STATED PROBLEM:
The answer is one number: how many lines in the data below hold "design".

%%

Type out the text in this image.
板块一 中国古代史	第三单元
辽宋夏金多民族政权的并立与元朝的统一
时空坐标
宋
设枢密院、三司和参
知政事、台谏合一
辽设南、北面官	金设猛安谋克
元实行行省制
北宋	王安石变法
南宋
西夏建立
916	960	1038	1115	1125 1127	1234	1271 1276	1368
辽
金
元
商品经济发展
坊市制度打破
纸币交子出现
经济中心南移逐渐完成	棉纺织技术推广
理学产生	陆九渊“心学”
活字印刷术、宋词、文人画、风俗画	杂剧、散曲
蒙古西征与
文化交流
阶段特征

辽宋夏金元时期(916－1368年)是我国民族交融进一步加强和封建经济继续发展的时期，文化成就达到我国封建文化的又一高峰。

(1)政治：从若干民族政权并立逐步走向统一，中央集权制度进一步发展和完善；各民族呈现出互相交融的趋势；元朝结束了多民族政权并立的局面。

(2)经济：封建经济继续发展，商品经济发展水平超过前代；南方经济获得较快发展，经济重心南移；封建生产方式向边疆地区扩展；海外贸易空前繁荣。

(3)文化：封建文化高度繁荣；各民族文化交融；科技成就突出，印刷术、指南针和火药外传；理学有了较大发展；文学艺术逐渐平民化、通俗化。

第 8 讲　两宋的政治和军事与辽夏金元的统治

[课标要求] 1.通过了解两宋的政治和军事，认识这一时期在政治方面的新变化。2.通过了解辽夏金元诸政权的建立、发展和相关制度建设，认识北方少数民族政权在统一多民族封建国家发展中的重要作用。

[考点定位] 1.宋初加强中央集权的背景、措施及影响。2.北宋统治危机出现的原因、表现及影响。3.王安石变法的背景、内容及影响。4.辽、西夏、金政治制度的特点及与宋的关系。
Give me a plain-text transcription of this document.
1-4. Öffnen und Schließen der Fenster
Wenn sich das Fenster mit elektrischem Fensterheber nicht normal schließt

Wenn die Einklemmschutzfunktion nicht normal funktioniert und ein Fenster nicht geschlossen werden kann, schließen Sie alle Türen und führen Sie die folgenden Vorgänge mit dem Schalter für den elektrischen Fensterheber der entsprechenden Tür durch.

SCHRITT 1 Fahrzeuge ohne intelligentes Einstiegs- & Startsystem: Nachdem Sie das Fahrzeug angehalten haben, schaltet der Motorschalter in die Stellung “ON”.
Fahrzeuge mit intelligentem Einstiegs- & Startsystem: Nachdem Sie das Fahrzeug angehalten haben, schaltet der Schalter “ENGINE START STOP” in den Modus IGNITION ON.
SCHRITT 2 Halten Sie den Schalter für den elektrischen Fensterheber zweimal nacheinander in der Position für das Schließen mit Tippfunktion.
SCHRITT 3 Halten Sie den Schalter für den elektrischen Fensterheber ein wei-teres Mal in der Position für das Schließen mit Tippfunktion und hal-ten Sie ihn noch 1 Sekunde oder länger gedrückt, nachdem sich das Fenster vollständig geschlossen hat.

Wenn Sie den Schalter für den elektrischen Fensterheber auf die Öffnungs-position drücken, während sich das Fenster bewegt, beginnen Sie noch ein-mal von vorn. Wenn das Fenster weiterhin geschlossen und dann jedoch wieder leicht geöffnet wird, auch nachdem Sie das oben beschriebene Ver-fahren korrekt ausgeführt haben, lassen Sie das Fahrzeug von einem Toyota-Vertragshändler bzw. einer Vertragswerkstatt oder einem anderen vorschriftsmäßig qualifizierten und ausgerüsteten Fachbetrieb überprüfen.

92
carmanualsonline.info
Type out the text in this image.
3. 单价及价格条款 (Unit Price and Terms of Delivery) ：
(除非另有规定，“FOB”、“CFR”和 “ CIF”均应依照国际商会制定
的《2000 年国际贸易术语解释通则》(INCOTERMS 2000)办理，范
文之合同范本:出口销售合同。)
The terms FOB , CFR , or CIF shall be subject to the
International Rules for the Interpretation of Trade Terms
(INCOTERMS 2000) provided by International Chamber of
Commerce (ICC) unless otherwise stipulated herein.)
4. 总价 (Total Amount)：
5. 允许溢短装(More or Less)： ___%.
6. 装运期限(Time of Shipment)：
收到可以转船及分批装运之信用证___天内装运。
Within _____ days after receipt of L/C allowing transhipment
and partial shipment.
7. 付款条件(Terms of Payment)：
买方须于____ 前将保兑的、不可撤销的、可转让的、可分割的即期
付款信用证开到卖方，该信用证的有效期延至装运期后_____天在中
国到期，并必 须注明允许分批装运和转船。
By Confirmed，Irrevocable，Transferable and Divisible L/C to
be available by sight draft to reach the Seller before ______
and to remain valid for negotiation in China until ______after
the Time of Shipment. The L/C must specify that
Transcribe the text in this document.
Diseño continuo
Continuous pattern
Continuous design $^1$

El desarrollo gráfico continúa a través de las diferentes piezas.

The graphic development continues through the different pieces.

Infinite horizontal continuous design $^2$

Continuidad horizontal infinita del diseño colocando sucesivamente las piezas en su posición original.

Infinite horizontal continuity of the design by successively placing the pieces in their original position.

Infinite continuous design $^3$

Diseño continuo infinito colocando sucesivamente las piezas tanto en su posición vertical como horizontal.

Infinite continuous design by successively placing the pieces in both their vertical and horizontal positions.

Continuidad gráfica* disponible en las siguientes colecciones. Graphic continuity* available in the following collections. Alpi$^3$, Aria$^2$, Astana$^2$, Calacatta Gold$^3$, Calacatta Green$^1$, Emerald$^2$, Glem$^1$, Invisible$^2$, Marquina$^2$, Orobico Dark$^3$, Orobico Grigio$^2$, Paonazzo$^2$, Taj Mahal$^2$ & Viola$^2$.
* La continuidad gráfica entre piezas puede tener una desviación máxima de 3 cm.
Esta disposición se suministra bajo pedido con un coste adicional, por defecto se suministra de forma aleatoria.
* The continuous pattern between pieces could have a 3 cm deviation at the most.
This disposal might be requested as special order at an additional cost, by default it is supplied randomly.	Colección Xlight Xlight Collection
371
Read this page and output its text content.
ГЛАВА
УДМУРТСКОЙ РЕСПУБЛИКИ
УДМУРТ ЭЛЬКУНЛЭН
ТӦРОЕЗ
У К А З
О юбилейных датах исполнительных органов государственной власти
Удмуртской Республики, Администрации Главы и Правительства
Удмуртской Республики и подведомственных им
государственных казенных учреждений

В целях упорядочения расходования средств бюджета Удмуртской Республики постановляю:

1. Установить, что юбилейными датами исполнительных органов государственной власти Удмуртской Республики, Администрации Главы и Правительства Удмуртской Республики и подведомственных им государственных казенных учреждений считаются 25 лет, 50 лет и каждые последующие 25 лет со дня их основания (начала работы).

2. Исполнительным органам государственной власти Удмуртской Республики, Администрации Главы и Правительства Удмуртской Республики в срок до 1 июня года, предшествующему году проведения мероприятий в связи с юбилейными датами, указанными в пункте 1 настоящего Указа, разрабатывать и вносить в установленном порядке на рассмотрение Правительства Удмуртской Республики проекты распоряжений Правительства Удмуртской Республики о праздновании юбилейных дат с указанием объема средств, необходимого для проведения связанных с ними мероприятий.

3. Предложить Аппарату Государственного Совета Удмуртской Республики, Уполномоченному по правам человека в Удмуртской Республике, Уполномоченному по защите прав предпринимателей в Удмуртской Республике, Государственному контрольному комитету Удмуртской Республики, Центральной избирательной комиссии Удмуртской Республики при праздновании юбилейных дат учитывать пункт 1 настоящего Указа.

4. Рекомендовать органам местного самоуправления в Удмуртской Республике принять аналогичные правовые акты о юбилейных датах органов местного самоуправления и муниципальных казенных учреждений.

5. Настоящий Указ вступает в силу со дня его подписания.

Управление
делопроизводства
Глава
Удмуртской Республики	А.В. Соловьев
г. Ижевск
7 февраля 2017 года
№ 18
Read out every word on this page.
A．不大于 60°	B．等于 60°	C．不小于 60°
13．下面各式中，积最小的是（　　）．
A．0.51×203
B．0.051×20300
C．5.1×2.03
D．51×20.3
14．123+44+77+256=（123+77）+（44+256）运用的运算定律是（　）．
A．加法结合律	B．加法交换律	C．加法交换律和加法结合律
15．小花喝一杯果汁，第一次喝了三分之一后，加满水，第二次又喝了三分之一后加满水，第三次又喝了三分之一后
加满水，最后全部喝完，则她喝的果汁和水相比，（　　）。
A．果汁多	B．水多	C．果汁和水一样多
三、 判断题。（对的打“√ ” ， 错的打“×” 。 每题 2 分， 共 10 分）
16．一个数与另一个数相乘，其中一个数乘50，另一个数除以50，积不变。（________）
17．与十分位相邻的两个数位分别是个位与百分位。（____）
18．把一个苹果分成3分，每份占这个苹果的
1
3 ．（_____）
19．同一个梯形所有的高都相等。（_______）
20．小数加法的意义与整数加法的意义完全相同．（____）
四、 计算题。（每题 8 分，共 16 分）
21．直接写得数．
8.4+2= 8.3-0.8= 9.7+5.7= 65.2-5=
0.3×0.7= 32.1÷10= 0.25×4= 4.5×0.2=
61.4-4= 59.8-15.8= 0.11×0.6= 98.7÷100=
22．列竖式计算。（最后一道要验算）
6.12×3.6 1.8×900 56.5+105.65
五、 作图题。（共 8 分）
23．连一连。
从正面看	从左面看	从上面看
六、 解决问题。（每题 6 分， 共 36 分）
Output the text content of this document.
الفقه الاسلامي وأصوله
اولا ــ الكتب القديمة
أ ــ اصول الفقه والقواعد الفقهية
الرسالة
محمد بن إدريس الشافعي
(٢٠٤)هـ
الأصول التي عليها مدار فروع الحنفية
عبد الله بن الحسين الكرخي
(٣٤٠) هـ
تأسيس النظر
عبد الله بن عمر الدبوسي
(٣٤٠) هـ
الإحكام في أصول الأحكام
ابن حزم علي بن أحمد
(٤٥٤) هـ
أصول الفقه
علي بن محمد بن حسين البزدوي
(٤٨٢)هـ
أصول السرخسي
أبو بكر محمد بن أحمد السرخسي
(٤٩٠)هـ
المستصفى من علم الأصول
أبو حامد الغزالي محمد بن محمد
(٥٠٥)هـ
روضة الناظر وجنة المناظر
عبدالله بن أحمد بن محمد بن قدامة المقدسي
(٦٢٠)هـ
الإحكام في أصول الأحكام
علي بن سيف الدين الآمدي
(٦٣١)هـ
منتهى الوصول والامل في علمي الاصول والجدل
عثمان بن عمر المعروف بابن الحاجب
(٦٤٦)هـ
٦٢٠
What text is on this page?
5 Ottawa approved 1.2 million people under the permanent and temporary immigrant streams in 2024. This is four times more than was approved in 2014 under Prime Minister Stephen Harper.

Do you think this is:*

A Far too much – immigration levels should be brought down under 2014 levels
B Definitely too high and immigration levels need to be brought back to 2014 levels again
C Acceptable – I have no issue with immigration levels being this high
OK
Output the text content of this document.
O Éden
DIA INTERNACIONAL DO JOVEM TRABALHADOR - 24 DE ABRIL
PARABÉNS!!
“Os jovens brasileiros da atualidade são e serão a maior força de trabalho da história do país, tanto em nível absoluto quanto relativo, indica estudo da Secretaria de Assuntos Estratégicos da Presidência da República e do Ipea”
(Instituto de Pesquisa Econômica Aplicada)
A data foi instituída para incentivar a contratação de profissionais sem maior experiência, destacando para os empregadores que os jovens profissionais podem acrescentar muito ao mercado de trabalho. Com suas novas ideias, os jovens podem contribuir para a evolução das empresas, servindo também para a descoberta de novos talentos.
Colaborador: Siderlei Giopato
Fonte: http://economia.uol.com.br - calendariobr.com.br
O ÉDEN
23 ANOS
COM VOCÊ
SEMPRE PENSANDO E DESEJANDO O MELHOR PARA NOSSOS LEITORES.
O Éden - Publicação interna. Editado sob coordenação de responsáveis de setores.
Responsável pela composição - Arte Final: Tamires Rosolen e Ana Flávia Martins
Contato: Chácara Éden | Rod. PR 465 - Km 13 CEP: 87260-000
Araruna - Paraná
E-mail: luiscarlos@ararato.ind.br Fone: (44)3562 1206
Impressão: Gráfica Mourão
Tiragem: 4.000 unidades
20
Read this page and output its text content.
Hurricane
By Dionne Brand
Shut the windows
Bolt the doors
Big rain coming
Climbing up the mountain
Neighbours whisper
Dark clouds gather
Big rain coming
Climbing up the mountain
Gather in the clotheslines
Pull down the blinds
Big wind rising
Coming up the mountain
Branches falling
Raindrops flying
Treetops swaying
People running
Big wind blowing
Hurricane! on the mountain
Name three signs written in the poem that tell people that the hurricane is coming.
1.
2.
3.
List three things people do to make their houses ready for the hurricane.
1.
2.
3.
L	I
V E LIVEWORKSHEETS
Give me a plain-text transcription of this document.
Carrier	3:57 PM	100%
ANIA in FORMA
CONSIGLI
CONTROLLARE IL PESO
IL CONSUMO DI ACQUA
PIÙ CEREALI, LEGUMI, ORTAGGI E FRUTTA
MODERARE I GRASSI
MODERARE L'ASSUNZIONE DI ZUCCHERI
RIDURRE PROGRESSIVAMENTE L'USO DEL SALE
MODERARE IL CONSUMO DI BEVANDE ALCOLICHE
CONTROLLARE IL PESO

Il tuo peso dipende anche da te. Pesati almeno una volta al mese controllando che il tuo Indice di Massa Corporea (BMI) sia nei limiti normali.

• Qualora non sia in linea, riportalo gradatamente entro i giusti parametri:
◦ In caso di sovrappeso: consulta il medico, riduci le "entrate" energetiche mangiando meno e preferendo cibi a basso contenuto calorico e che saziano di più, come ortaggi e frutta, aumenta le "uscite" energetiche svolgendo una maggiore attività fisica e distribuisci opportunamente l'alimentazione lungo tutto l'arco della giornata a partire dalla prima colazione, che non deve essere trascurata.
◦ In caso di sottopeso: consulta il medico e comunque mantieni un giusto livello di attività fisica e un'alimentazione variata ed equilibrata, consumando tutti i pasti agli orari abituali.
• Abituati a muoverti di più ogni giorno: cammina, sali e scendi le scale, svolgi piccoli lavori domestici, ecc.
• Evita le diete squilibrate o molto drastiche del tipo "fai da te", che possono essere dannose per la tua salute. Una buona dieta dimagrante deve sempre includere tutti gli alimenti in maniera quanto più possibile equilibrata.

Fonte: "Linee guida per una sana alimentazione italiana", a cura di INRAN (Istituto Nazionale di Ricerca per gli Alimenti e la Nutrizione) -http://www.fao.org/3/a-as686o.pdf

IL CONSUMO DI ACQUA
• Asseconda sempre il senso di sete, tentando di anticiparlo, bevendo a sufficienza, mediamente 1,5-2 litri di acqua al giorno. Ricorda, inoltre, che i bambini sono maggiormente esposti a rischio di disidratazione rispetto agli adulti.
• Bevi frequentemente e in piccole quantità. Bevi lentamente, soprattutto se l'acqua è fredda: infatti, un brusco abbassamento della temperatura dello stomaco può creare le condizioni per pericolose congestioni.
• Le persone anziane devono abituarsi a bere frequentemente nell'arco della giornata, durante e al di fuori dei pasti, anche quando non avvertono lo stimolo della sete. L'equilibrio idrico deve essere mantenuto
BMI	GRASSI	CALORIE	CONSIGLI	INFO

%%

RESPONSE:
5